## Aim of the task
Exclude the pictures, then copy all remaining records exactly.
· · ·
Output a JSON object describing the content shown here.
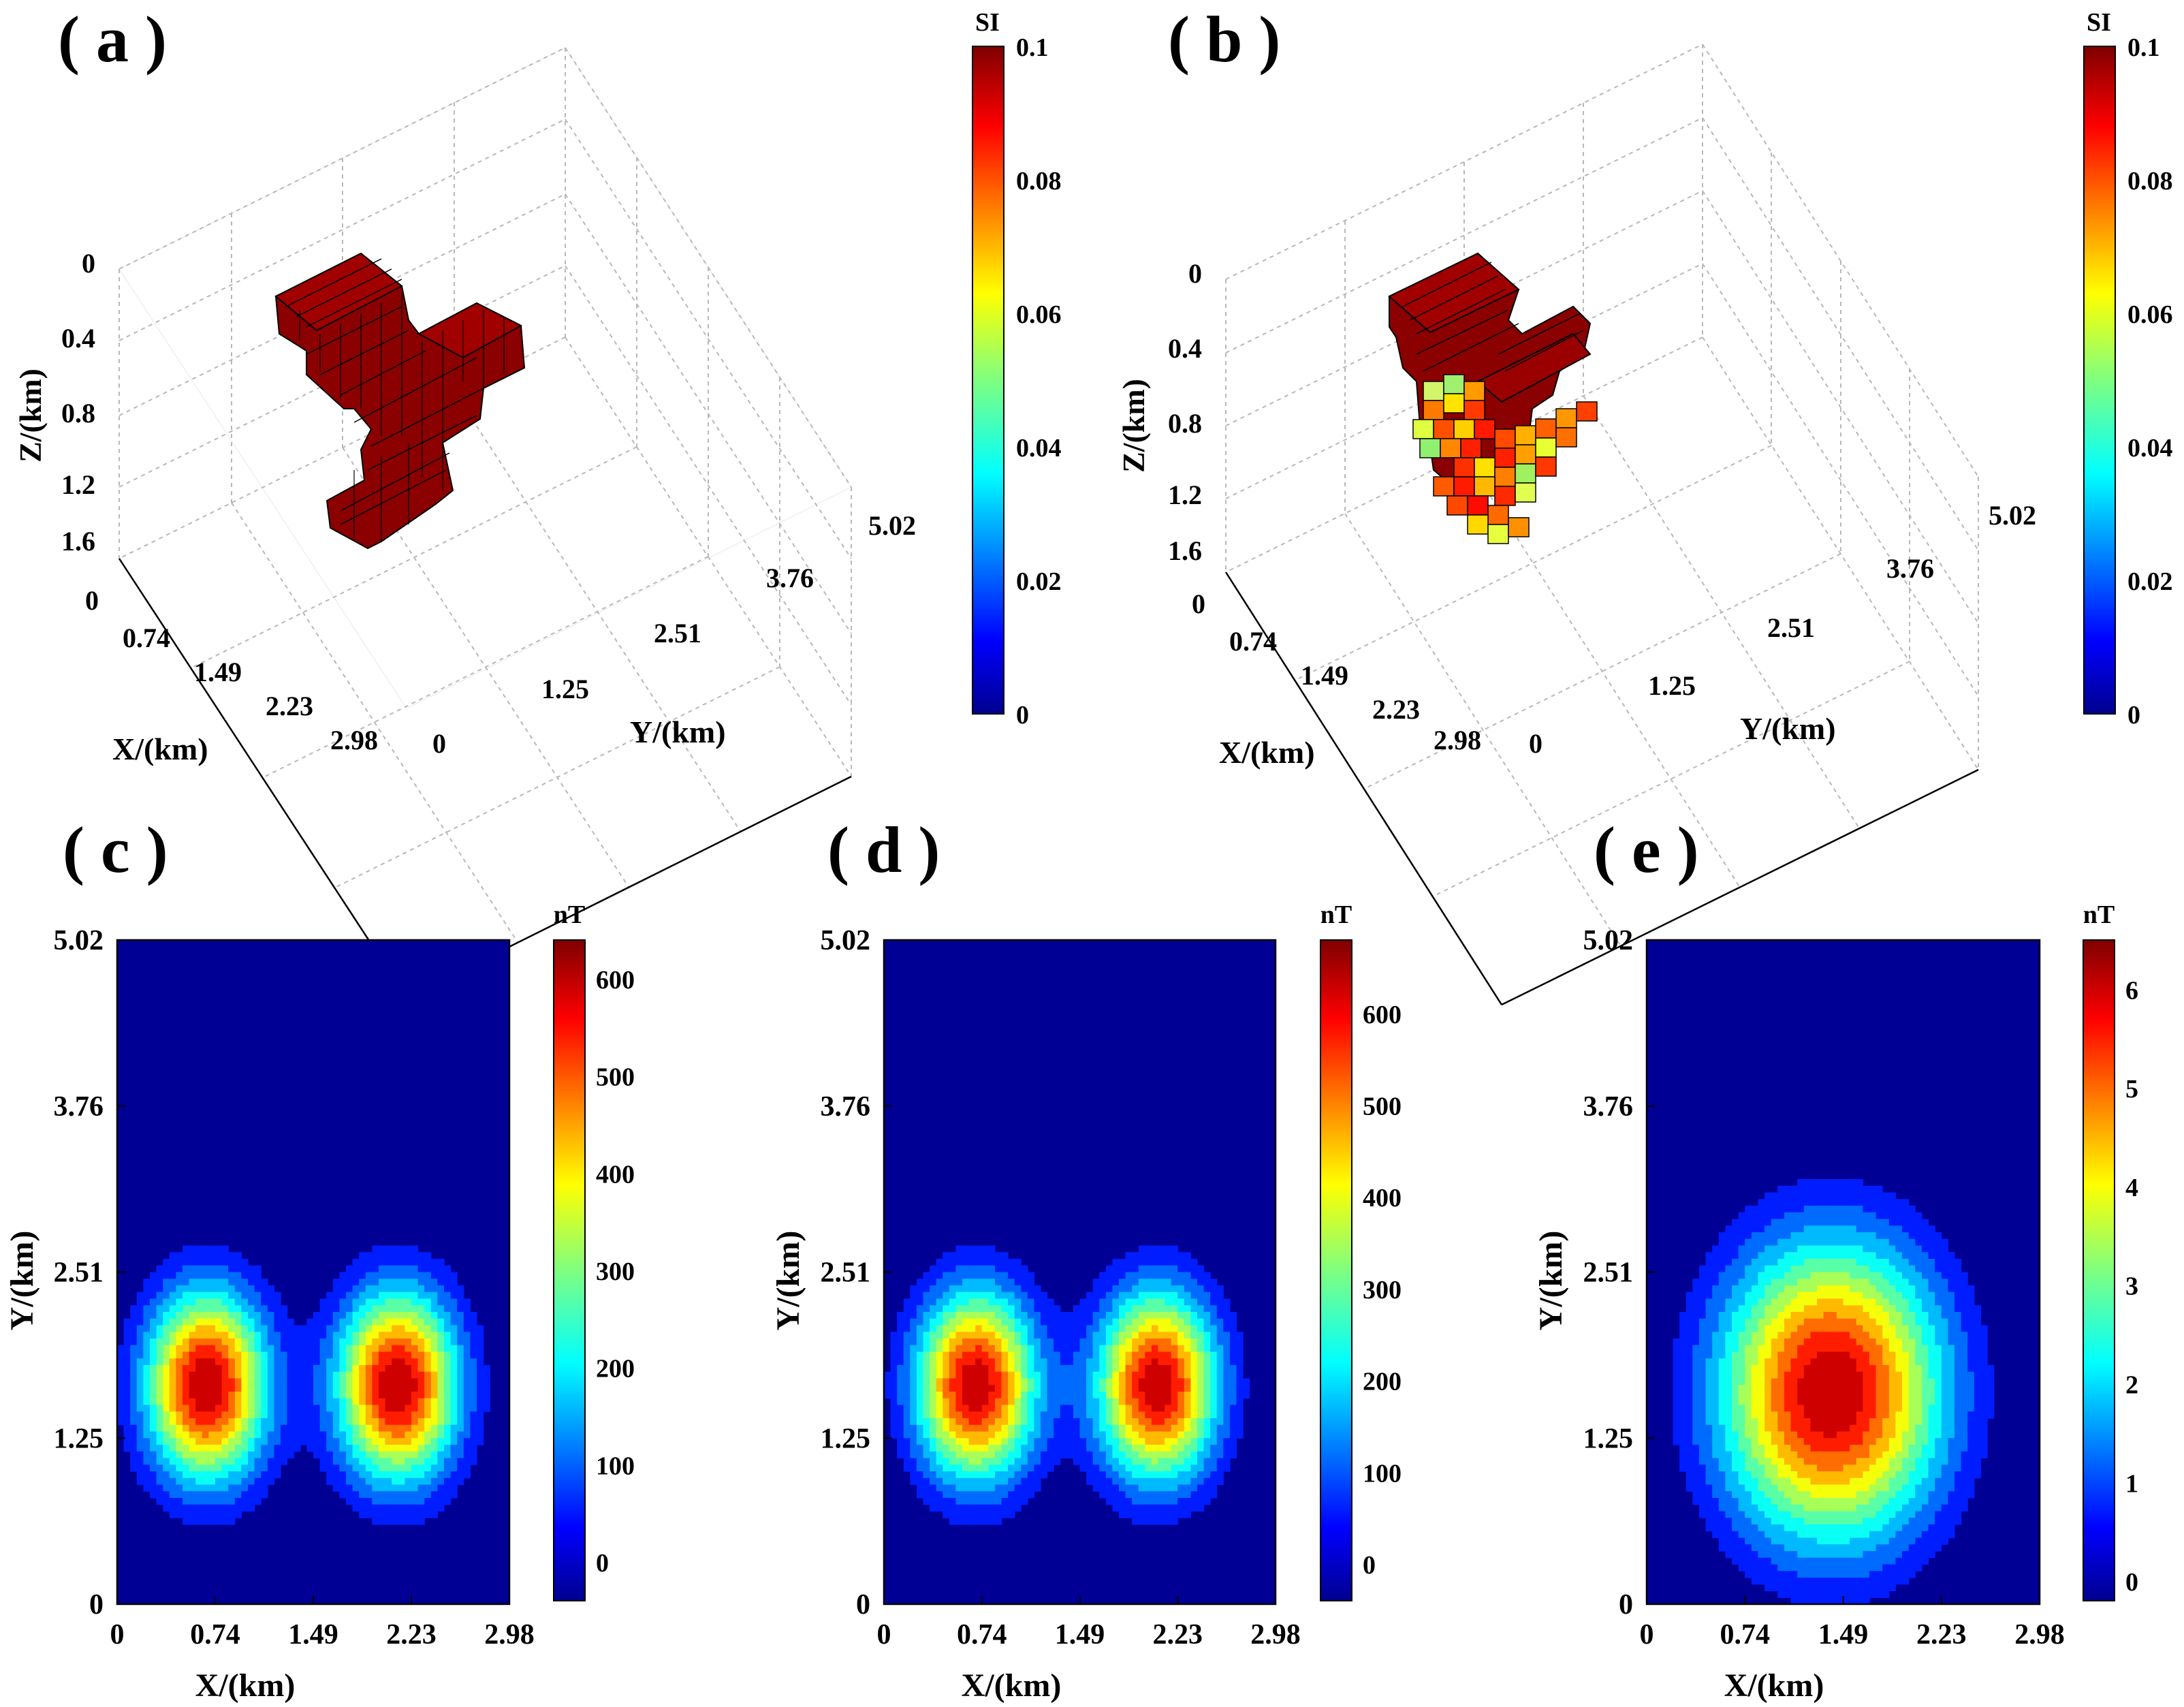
{
  "panels": {
    "a": {
      "label": "( a )"
    },
    "b": {
      "label": "( b )"
    },
    "c": {
      "label": "( c )"
    },
    "d": {
      "label": "( d )"
    },
    "e": {
      "label": "( e )"
    }
  },
  "chart_data": [
    {
      "id": "a",
      "type": "voxel3d",
      "title": "( a )",
      "xlabel": "X/(km)",
      "ylabel": "Y/(km)",
      "zlabel": "Z/(km)",
      "xticks": [
        "0",
        "0.74",
        "1.49",
        "2.23",
        "2.98"
      ],
      "yticks": [
        "0",
        "1.25",
        "2.51",
        "3.76",
        "5.02"
      ],
      "zticks": [
        "0",
        "0.4",
        "0.8",
        "1.2",
        "1.6"
      ],
      "colorbar": {
        "label": "SI",
        "ticks": [
          "0",
          "0.02",
          "0.04",
          "0.06",
          "0.08",
          "0.1"
        ],
        "range": [
          0,
          0.1
        ]
      },
      "voxel_value": 0.1
    },
    {
      "id": "b",
      "type": "voxel3d",
      "title": "( b )",
      "xlabel": "X/(km)",
      "ylabel": "Y/(km)",
      "zlabel": "Z/(km)",
      "xticks": [
        "0",
        "0.74",
        "1.49",
        "2.23",
        "2.98"
      ],
      "yticks": [
        "0",
        "1.25",
        "2.51",
        "3.76",
        "5.02"
      ],
      "zticks": [
        "0",
        "0.4",
        "0.8",
        "1.2",
        "1.6"
      ],
      "colorbar": {
        "label": "SI",
        "ticks": [
          "0",
          "0.02",
          "0.04",
          "0.06",
          "0.08",
          "0.1"
        ],
        "range": [
          0,
          0.1
        ]
      },
      "voxel_value_range": [
        0.05,
        0.1
      ]
    },
    {
      "id": "c",
      "type": "heatmap",
      "title": "( c )",
      "xlabel": "X/(km)",
      "ylabel": "Y/(km)",
      "xticks": [
        "0",
        "0.74",
        "1.49",
        "2.23",
        "2.98"
      ],
      "yticks": [
        "0",
        "1.25",
        "2.51",
        "3.76",
        "5.02"
      ],
      "xlim": [
        0,
        2.98
      ],
      "ylim": [
        0,
        5.02
      ],
      "colorbar": {
        "label": "nT",
        "ticks": [
          "0",
          "100",
          "200",
          "300",
          "400",
          "500",
          "600"
        ],
        "range": [
          -40,
          640
        ]
      },
      "peaks": [
        {
          "x": 0.68,
          "y": 1.65,
          "amp": 640,
          "sx": 0.32,
          "sy": 0.5
        },
        {
          "x": 2.13,
          "y": 1.65,
          "amp": 640,
          "sx": 0.32,
          "sy": 0.5
        }
      ]
    },
    {
      "id": "d",
      "type": "heatmap",
      "title": "( d )",
      "xlabel": "X/(km)",
      "ylabel": "Y/(km)",
      "xticks": [
        "0",
        "0.74",
        "1.49",
        "2.23",
        "2.98"
      ],
      "yticks": [
        "0",
        "1.25",
        "2.51",
        "3.76",
        "5.02"
      ],
      "xlim": [
        0,
        2.98
      ],
      "ylim": [
        0,
        5.02
      ],
      "colorbar": {
        "label": "nT",
        "ticks": [
          "0",
          "100",
          "200",
          "300",
          "400",
          "500",
          "600"
        ],
        "range": [
          -40,
          680
        ]
      },
      "peaks": [
        {
          "x": 0.7,
          "y": 1.65,
          "amp": 670,
          "sx": 0.32,
          "sy": 0.5
        },
        {
          "x": 2.08,
          "y": 1.65,
          "amp": 670,
          "sx": 0.32,
          "sy": 0.5
        }
      ]
    },
    {
      "id": "e",
      "type": "heatmap",
      "title": "( e )",
      "xlabel": "X/(km)",
      "ylabel": "Y/(km)",
      "xticks": [
        "0",
        "0.74",
        "1.49",
        "2.23",
        "2.98"
      ],
      "yticks": [
        "0",
        "1.25",
        "2.51",
        "3.76",
        "5.02"
      ],
      "xlim": [
        0,
        2.98
      ],
      "ylim": [
        0,
        5.02
      ],
      "colorbar": {
        "label": "nT",
        "ticks": [
          "0",
          "1",
          "2",
          "3",
          "4",
          "5",
          "6"
        ],
        "range": [
          -0.2,
          6.5
        ]
      },
      "peaks": [
        {
          "x": 1.4,
          "y": 1.6,
          "amp": 6.5,
          "sx": 0.6,
          "sy": 0.8
        }
      ]
    }
  ]
}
· · ·
## The answer
Output a JSON object describing the content shown here.
{
  "panels": {
    "a": {
      "label": "( a )"
    },
    "b": {
      "label": "( b )"
    },
    "c": {
      "label": "( c )"
    },
    "d": {
      "label": "( d )"
    },
    "e": {
      "label": "( e )"
    }
  },
  "chart_data": [
    {
      "id": "a",
      "type": "voxel3d",
      "title": "( a )",
      "xlabel": "X/(km)",
      "ylabel": "Y/(km)",
      "zlabel": "Z/(km)",
      "xticks": [
        "0",
        "0.74",
        "1.49",
        "2.23",
        "2.98"
      ],
      "yticks": [
        "0",
        "1.25",
        "2.51",
        "3.76",
        "5.02"
      ],
      "zticks": [
        "0",
        "0.4",
        "0.8",
        "1.2",
        "1.6"
      ],
      "colorbar": {
        "label": "SI",
        "ticks": [
          "0",
          "0.02",
          "0.04",
          "0.06",
          "0.08",
          "0.1"
        ],
        "range": [
          0,
          0.1
        ]
      },
      "voxel_value": 0.1
    },
    {
      "id": "b",
      "type": "voxel3d",
      "title": "( b )",
      "xlabel": "X/(km)",
      "ylabel": "Y/(km)",
      "zlabel": "Z/(km)",
      "xticks": [
        "0",
        "0.74",
        "1.49",
        "2.23",
        "2.98"
      ],
      "yticks": [
        "0",
        "1.25",
        "2.51",
        "3.76",
        "5.02"
      ],
      "zticks": [
        "0",
        "0.4",
        "0.8",
        "1.2",
        "1.6"
      ],
      "colorbar": {
        "label": "SI",
        "ticks": [
          "0",
          "0.02",
          "0.04",
          "0.06",
          "0.08",
          "0.1"
        ],
        "range": [
          0,
          0.1
        ]
      },
      "voxel_value_range": [
        0.05,
        0.1
      ]
    },
    {
      "id": "c",
      "type": "heatmap",
      "title": "( c )",
      "xlabel": "X/(km)",
      "ylabel": "Y/(km)",
      "xticks": [
        "0",
        "0.74",
        "1.49",
        "2.23",
        "2.98"
      ],
      "yticks": [
        "0",
        "1.25",
        "2.51",
        "3.76",
        "5.02"
      ],
      "xlim": [
        0,
        2.98
      ],
      "ylim": [
        0,
        5.02
      ],
      "colorbar": {
        "label": "nT",
        "ticks": [
          "0",
          "100",
          "200",
          "300",
          "400",
          "500",
          "600"
        ],
        "range": [
          -40,
          640
        ]
      },
      "peaks": [
        {
          "x": 0.68,
          "y": 1.65,
          "amp": 640,
          "sx": 0.32,
          "sy": 0.5
        },
        {
          "x": 2.13,
          "y": 1.65,
          "amp": 640,
          "sx": 0.32,
          "sy": 0.5
        }
      ]
    },
    {
      "id": "d",
      "type": "heatmap",
      "title": "( d )",
      "xlabel": "X/(km)",
      "ylabel": "Y/(km)",
      "xticks": [
        "0",
        "0.74",
        "1.49",
        "2.23",
        "2.98"
      ],
      "yticks": [
        "0",
        "1.25",
        "2.51",
        "3.76",
        "5.02"
      ],
      "xlim": [
        0,
        2.98
      ],
      "ylim": [
        0,
        5.02
      ],
      "colorbar": {
        "label": "nT",
        "ticks": [
          "0",
          "100",
          "200",
          "300",
          "400",
          "500",
          "600"
        ],
        "range": [
          -40,
          680
        ]
      },
      "peaks": [
        {
          "x": 0.7,
          "y": 1.65,
          "amp": 670,
          "sx": 0.32,
          "sy": 0.5
        },
        {
          "x": 2.08,
          "y": 1.65,
          "amp": 670,
          "sx": 0.32,
          "sy": 0.5
        }
      ]
    },
    {
      "id": "e",
      "type": "heatmap",
      "title": "( e )",
      "xlabel": "X/(km)",
      "ylabel": "Y/(km)",
      "xticks": [
        "0",
        "0.74",
        "1.49",
        "2.23",
        "2.98"
      ],
      "yticks": [
        "0",
        "1.25",
        "2.51",
        "3.76",
        "5.02"
      ],
      "xlim": [
        0,
        2.98
      ],
      "ylim": [
        0,
        5.02
      ],
      "colorbar": {
        "label": "nT",
        "ticks": [
          "0",
          "1",
          "2",
          "3",
          "4",
          "5",
          "6"
        ],
        "range": [
          -0.2,
          6.5
        ]
      },
      "peaks": [
        {
          "x": 1.4,
          "y": 1.6,
          "amp": 6.5,
          "sx": 0.6,
          "sy": 0.8
        }
      ]
    }
  ]
}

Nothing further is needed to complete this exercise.